Only the number is wanted: count the lines in the data with "note" in them.

* BEGIN MATERIAL FOR THIS EXERCISE *

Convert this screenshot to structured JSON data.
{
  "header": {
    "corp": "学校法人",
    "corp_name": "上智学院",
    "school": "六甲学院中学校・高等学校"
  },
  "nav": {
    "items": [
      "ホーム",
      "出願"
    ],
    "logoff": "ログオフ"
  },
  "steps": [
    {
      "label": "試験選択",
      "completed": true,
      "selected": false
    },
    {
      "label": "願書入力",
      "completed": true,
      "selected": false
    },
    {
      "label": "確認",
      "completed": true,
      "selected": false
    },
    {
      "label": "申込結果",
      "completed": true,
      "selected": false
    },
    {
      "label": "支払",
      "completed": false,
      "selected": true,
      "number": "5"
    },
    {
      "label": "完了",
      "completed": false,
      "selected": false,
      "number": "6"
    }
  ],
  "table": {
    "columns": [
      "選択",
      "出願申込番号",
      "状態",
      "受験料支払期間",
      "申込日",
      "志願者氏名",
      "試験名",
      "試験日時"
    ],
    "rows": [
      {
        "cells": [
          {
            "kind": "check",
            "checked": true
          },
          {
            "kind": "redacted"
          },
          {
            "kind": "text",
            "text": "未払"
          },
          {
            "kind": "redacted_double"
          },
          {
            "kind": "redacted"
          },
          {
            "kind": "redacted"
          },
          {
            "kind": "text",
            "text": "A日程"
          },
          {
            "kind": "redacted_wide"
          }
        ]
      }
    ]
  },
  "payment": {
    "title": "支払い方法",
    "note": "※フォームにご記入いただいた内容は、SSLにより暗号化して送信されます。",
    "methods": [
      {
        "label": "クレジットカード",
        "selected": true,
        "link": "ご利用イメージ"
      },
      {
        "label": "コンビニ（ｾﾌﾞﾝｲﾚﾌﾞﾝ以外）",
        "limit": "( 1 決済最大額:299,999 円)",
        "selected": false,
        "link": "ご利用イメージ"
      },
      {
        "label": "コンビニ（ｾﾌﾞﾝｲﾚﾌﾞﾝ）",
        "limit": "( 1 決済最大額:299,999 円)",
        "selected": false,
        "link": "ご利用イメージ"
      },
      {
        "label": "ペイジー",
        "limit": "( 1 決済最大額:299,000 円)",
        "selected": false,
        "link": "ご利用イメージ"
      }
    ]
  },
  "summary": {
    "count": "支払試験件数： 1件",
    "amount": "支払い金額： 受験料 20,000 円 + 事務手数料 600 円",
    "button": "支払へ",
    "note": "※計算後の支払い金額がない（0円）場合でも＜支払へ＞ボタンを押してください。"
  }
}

* END MATERIAL FOR THIS EXERCISE *

EXERCISE OUTPUT: 2